_What to work on_
In the listing below, find every line with the string "doubles" and pull it out.
Start of Items
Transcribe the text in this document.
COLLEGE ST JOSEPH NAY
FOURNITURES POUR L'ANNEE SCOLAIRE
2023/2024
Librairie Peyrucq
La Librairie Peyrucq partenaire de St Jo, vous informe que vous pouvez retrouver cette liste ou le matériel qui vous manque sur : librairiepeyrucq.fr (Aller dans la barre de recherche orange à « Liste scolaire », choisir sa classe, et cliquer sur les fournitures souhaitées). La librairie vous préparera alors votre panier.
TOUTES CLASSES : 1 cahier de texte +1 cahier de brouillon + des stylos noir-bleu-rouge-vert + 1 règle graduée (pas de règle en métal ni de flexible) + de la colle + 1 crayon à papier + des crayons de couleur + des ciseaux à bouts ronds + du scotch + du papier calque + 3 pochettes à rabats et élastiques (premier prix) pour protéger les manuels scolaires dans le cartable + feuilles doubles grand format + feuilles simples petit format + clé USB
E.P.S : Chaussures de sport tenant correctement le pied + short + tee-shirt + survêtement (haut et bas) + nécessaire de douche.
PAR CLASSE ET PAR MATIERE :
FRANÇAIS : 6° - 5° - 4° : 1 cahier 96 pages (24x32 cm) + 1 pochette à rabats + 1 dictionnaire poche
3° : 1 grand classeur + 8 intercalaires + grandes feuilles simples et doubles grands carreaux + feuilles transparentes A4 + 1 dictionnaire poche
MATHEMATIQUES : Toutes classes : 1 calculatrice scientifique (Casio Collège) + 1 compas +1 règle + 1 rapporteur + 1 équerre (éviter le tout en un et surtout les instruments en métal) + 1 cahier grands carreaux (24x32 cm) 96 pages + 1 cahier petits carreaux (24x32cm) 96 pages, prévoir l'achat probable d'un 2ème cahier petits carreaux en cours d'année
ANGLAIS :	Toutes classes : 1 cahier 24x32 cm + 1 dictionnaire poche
End of Items
Start of Items
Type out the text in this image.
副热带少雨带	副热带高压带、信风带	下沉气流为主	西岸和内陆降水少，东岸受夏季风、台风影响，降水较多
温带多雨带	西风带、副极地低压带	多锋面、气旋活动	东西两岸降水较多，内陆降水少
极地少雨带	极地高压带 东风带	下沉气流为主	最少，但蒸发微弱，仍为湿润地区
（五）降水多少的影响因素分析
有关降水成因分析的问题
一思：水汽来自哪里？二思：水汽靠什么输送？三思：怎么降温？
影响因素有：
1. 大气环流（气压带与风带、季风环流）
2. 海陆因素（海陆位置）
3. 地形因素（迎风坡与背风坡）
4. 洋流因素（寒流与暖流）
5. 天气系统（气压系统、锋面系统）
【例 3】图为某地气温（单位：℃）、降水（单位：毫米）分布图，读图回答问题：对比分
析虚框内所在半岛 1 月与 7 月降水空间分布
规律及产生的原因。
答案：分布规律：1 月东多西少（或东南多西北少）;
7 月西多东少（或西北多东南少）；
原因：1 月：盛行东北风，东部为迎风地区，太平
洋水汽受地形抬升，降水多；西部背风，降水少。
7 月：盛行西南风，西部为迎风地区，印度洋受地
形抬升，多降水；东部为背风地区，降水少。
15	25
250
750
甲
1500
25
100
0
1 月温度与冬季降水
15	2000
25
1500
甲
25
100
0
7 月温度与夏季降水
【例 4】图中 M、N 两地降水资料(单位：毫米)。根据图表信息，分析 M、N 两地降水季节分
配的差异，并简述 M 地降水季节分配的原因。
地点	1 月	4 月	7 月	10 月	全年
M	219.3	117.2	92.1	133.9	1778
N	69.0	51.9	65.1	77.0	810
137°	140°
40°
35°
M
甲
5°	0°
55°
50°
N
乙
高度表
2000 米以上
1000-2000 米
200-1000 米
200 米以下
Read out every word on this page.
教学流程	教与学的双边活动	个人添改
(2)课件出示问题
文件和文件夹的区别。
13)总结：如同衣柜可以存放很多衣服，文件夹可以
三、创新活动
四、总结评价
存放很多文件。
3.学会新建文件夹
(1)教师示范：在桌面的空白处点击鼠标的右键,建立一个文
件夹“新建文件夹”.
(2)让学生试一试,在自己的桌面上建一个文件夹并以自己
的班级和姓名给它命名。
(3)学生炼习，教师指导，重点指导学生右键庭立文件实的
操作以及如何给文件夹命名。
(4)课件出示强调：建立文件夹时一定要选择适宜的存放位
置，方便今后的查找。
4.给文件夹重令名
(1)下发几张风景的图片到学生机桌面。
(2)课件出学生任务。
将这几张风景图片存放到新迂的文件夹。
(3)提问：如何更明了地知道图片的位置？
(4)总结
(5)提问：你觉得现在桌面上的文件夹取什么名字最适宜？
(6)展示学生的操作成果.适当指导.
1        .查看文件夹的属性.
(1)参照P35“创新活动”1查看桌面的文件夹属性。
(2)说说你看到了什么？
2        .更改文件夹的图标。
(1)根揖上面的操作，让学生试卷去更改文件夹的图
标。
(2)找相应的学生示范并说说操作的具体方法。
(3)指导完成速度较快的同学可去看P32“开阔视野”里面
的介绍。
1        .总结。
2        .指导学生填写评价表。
End of Items
_Result_
TOUTES CLASSES : 1 cahier de texte +1 cahier de brouillon + des stylos noir-bleu-rouge-vert + 1 règle graduée (pas de règle en métal ni de flexible) + de la colle + 1 crayon à papier + des crayons de couleur + des ciseaux à bouts ronds + du scotch + du papier calque + 3 pochettes à rabats et élastiques (premier prix) pour protéger les manuels scolaires dans le cartable + feuilles doubles grand format + feuilles simples petit format + clé USB
3° : 1 grand classeur + 8 intercalaires + grandes feuilles simples et doubles grands carreaux + feuilles transparentes A4 + 1 dictionnaire poche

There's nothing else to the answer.